__PROBLEM DESCRIPTION__.
Gather up all lines that carry the word "this".

__MATERIAL PROVIDED__.
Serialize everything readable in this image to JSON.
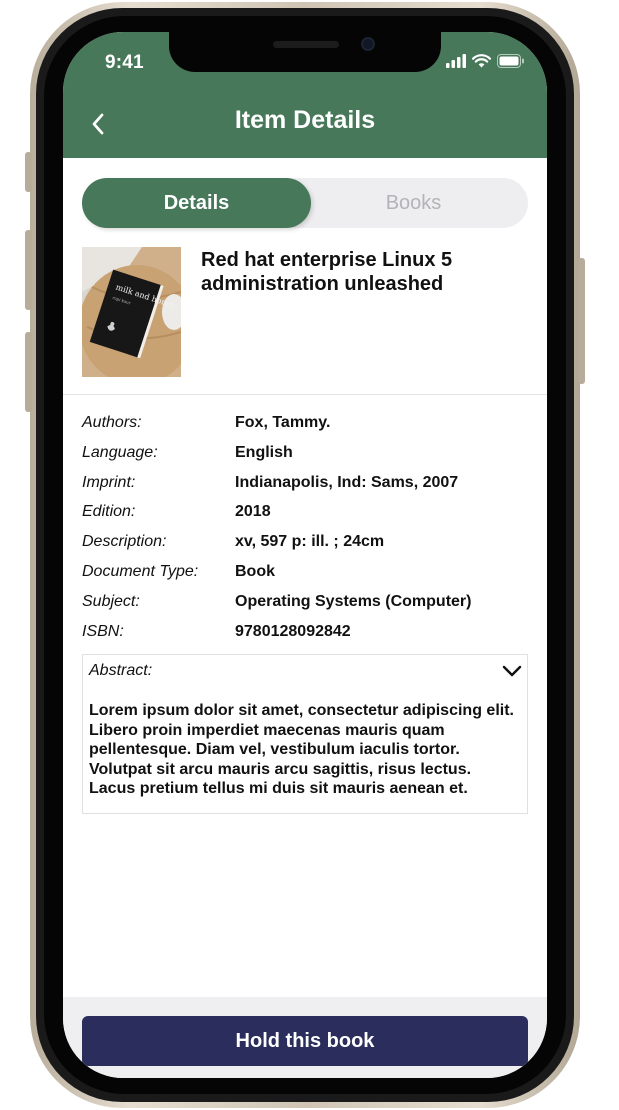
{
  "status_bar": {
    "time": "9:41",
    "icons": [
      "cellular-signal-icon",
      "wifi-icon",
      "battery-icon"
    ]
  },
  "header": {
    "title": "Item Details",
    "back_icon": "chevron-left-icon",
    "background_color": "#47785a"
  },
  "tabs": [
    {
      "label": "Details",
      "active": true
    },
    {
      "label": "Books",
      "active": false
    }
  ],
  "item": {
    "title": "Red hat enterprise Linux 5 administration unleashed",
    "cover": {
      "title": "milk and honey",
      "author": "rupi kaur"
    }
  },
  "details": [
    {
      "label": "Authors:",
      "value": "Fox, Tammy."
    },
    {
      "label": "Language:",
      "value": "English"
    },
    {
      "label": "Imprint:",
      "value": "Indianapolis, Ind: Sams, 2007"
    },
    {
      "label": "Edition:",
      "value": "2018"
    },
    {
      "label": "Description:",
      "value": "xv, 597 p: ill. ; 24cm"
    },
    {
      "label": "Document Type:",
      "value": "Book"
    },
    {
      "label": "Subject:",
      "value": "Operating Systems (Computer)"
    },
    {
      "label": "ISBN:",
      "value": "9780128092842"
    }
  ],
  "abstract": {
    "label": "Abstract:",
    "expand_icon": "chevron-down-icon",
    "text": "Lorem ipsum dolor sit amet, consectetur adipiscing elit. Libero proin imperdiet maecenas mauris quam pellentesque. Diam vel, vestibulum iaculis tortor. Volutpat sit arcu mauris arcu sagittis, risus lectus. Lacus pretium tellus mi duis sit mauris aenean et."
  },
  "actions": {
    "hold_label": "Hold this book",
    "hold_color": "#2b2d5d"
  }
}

__THE OUTPUT__.
Serialize everything readable in this image to JSON.
    "hold_label": "Hold this book",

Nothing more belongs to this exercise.